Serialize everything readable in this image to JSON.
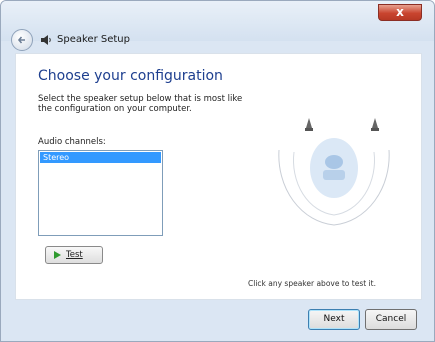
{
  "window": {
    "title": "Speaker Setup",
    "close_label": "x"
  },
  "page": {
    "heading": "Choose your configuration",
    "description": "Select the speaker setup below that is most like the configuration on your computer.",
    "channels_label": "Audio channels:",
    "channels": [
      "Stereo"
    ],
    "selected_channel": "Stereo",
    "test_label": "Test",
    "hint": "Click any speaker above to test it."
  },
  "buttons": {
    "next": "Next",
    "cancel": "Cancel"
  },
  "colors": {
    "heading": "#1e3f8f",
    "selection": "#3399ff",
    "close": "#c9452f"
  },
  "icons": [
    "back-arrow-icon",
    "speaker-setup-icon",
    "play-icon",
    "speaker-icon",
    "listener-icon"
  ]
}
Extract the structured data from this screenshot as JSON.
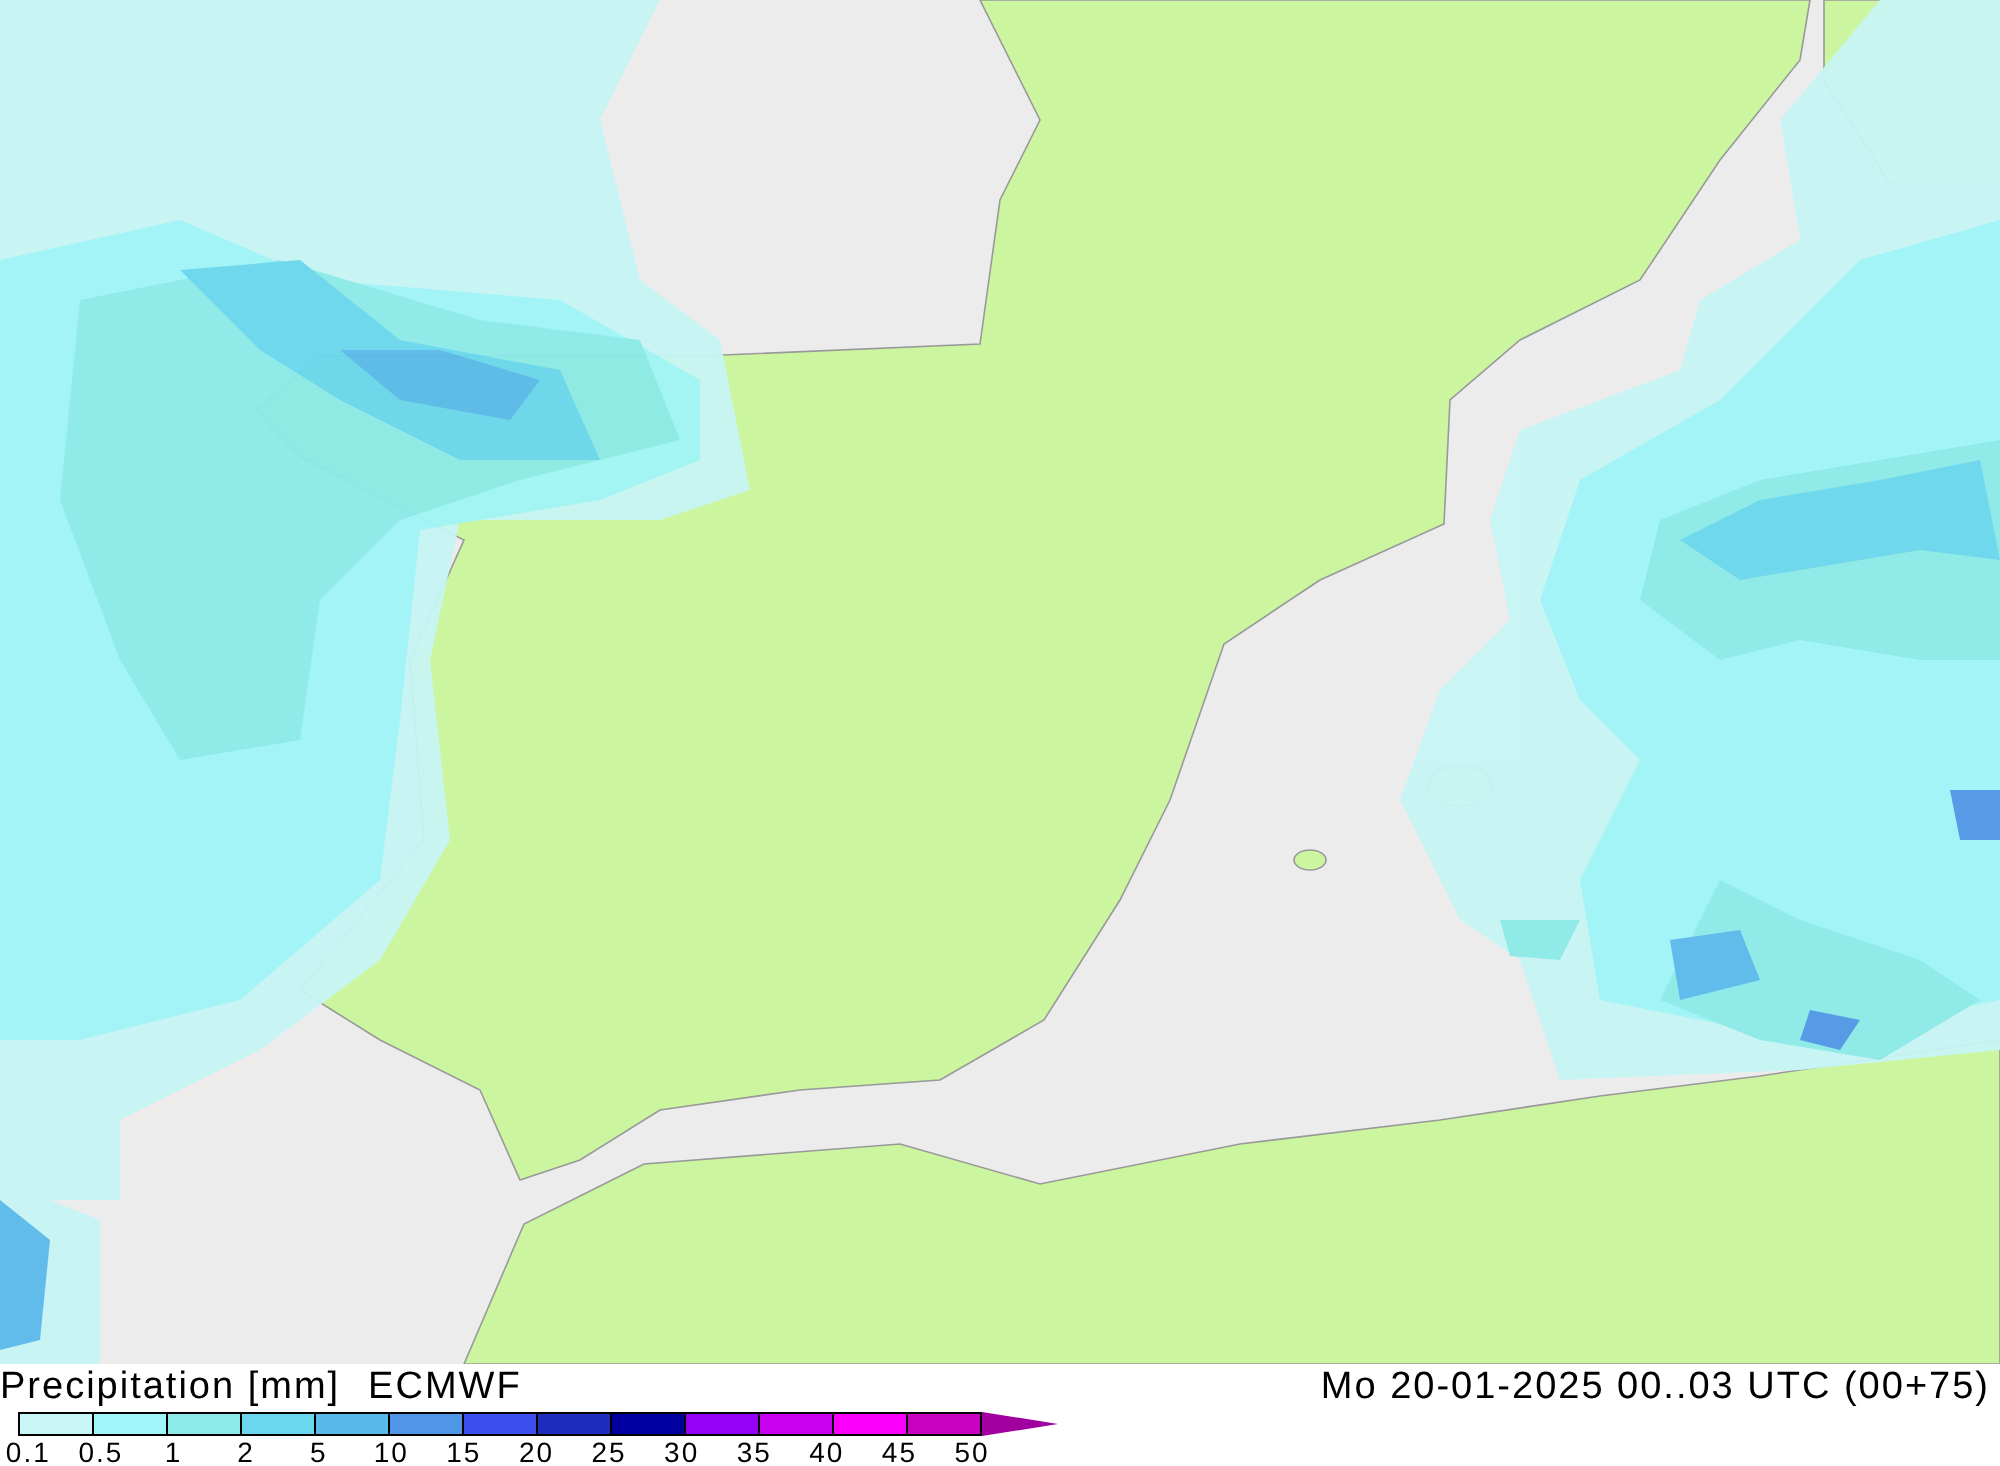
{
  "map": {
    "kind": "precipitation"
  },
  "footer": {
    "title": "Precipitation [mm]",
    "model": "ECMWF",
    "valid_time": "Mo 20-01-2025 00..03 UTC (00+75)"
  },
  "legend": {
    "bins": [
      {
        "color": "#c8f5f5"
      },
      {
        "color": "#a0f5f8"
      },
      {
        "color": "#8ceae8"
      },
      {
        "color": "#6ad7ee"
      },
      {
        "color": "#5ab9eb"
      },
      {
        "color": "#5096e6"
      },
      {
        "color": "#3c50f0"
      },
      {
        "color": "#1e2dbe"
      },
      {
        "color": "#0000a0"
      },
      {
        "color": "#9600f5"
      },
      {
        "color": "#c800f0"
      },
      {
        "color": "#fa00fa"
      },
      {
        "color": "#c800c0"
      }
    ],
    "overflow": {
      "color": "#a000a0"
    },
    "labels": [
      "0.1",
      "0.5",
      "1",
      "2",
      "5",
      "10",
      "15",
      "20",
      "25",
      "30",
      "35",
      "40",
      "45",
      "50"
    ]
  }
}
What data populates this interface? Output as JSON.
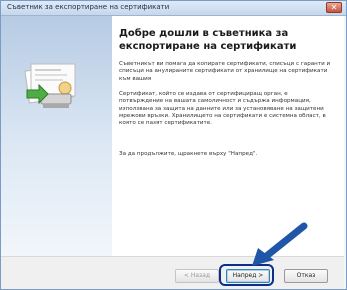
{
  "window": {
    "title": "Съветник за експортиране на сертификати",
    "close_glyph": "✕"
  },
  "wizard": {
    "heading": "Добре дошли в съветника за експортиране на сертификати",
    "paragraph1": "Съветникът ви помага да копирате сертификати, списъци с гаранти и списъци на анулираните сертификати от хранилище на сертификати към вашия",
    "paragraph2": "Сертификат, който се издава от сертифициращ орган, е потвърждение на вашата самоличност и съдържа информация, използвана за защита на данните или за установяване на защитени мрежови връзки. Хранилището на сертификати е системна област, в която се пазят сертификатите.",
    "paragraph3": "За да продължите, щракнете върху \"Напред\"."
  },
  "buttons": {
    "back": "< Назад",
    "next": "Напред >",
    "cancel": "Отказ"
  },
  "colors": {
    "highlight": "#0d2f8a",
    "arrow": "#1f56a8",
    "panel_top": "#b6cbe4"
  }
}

□ □ □

• _Goal of the exercise_: Find the word "this" in the records and pull out each line that has it.

• _Complete response_:
Serialize everything readable in this image to JSON.
Extract the structured data from this screenshot as JSON.
What data populates this interface? Output as JSON.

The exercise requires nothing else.